— start of Rows —
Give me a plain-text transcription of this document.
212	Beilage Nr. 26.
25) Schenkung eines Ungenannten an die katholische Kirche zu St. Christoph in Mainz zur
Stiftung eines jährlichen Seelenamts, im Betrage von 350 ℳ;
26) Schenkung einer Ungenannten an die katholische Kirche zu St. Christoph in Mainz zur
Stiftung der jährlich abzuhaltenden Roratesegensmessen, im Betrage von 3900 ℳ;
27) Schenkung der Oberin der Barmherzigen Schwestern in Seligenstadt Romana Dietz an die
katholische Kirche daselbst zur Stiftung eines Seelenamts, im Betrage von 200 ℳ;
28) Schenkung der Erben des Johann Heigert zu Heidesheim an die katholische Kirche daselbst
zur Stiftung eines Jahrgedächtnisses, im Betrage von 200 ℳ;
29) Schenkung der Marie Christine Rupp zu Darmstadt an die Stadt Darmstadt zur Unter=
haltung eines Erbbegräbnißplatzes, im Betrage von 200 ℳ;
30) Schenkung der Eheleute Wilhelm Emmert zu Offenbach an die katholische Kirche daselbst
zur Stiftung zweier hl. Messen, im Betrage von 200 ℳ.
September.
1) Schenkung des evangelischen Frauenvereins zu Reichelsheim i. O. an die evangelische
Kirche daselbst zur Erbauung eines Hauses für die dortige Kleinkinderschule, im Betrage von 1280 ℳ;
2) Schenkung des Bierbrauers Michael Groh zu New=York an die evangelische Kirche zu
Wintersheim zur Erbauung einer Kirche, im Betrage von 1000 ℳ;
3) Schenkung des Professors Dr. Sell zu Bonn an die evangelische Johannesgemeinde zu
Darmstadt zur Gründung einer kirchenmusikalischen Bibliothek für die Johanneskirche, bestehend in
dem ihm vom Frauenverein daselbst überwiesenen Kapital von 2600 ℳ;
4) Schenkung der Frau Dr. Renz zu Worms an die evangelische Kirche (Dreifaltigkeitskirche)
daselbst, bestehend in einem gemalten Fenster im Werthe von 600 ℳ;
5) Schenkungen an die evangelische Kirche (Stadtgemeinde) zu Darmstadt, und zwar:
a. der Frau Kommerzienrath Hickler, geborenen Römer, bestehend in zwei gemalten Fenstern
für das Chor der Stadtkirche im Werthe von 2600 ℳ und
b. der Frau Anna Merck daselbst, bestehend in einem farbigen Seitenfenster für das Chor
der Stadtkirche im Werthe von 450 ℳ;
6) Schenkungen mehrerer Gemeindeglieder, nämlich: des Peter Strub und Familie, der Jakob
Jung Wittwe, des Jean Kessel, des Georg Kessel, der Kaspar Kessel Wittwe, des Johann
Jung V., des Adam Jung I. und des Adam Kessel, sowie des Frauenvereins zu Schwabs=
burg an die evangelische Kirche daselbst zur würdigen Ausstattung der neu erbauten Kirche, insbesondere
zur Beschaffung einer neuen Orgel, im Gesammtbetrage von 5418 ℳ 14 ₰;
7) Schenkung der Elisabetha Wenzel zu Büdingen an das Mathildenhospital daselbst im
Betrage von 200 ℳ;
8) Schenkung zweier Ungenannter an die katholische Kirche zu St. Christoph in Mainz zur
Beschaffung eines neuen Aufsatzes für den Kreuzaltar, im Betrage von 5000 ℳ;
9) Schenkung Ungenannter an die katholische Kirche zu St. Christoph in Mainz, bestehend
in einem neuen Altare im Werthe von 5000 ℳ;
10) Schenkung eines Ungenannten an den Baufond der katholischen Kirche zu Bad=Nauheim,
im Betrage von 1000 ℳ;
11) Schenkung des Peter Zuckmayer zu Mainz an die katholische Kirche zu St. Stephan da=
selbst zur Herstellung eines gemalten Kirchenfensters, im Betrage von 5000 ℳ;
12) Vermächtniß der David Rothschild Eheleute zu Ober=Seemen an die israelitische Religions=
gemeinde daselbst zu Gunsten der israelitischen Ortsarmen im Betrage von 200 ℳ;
— end of Rows —
- The problem:
Locate the word "Christoph" in the data above. Copy every line carrying it.

- Complete output:
25) Schenkung eines Ungenannten an die katholische Kirche zu St. Christoph in Mainz zur
26) Schenkung einer Ungenannten an die katholische Kirche zu St. Christoph in Mainz zur
8) Schenkung zweier Ungenannter an die katholische Kirche zu St. Christoph in Mainz zur
9) Schenkung Ungenannter an die katholische Kirche zu St. Christoph in Mainz, bestehend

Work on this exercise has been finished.